▶ Rows
• • • •
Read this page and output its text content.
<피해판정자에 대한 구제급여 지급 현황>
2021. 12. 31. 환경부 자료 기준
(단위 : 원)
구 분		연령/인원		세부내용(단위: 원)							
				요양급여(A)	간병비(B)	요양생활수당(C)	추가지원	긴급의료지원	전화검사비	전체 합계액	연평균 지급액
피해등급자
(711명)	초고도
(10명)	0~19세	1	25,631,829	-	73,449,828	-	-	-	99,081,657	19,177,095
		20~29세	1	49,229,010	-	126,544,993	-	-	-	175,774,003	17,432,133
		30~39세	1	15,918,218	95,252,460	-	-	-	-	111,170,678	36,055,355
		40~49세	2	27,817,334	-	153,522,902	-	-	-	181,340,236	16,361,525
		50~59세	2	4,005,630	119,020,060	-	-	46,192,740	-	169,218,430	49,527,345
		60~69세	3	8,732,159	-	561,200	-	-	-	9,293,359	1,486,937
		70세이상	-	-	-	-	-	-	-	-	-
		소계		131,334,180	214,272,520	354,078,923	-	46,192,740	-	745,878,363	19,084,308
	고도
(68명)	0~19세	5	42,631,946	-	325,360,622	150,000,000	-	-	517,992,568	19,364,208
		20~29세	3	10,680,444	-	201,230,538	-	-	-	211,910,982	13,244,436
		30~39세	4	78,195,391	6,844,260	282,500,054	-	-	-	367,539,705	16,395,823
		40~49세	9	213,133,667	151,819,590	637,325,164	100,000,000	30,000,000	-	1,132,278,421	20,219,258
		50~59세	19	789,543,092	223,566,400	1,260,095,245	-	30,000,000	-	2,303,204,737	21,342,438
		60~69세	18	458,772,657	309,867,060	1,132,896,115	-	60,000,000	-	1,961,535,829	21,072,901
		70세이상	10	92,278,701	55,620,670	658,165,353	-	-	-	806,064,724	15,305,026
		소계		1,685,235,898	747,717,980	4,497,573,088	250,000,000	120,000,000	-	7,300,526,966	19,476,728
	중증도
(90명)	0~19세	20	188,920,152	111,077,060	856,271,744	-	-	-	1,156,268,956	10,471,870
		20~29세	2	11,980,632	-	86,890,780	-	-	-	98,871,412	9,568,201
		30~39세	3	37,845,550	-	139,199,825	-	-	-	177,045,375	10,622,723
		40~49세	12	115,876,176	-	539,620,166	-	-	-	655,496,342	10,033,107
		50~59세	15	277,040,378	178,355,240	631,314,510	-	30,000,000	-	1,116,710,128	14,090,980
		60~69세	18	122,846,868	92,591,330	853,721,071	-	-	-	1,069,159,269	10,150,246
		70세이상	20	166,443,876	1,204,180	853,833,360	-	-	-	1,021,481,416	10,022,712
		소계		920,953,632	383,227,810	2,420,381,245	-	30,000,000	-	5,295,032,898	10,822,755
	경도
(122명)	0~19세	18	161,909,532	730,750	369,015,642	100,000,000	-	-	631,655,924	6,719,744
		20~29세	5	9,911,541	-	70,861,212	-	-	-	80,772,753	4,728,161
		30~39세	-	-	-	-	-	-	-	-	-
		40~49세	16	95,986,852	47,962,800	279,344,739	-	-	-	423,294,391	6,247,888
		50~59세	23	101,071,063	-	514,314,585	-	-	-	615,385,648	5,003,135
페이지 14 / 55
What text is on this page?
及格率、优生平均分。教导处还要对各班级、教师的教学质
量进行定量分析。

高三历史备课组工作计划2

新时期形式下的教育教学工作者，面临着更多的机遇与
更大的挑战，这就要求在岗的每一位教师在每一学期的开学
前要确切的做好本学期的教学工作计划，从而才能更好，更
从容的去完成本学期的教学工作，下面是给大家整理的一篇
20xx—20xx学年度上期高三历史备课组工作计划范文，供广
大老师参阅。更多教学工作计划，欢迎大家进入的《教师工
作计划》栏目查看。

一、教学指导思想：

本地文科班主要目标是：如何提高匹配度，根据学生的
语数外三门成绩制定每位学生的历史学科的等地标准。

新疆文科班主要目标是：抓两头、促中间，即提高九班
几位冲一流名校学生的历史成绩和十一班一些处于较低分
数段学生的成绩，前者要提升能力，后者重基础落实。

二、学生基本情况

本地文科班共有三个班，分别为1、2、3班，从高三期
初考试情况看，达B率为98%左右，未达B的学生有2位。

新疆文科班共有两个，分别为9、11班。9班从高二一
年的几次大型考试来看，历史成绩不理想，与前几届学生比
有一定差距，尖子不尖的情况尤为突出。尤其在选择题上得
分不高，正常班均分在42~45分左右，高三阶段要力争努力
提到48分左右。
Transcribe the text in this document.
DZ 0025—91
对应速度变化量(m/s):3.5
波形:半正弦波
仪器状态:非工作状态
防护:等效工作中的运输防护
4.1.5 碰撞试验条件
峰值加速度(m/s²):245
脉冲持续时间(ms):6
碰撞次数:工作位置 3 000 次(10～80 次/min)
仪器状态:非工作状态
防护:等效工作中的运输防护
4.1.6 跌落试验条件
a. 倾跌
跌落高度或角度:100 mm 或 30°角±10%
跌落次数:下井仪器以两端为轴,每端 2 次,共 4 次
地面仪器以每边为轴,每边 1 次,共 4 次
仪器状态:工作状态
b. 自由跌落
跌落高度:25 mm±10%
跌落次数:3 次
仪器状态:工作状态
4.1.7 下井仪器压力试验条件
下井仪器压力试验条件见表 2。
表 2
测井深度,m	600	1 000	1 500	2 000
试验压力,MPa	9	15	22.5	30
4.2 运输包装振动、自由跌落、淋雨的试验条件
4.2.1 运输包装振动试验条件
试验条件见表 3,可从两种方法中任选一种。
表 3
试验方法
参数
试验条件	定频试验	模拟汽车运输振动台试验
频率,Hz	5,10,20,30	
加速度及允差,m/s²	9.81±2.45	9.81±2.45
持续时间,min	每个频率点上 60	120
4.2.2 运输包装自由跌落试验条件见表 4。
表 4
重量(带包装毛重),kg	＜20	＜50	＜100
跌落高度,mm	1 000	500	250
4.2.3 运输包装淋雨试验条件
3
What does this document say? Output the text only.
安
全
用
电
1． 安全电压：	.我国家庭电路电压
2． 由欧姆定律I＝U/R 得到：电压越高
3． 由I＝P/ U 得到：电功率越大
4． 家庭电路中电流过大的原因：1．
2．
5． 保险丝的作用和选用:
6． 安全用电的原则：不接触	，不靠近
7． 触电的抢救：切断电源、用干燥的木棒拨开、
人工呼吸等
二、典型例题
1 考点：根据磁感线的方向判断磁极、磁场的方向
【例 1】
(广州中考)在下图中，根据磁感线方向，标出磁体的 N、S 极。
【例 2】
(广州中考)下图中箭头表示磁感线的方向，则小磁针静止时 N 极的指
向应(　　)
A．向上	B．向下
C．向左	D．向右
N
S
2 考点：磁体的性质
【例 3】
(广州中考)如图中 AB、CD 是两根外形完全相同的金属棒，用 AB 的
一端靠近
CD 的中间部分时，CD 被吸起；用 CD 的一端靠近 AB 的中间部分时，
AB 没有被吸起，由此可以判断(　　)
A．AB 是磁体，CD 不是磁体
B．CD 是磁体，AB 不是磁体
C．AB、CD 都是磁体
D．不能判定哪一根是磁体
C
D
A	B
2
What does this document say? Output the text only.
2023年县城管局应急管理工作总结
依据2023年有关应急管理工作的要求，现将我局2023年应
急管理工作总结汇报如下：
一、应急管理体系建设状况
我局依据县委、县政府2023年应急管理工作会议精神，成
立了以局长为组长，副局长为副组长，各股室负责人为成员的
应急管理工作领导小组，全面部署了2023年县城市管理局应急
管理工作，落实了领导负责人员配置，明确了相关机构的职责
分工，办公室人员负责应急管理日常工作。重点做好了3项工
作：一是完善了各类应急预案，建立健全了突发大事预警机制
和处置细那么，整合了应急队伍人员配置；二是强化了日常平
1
• • • •
▶ Instructions to follow
Give only the number of lines above that hold the string "广州中考".

▶ Answer to this exercise
3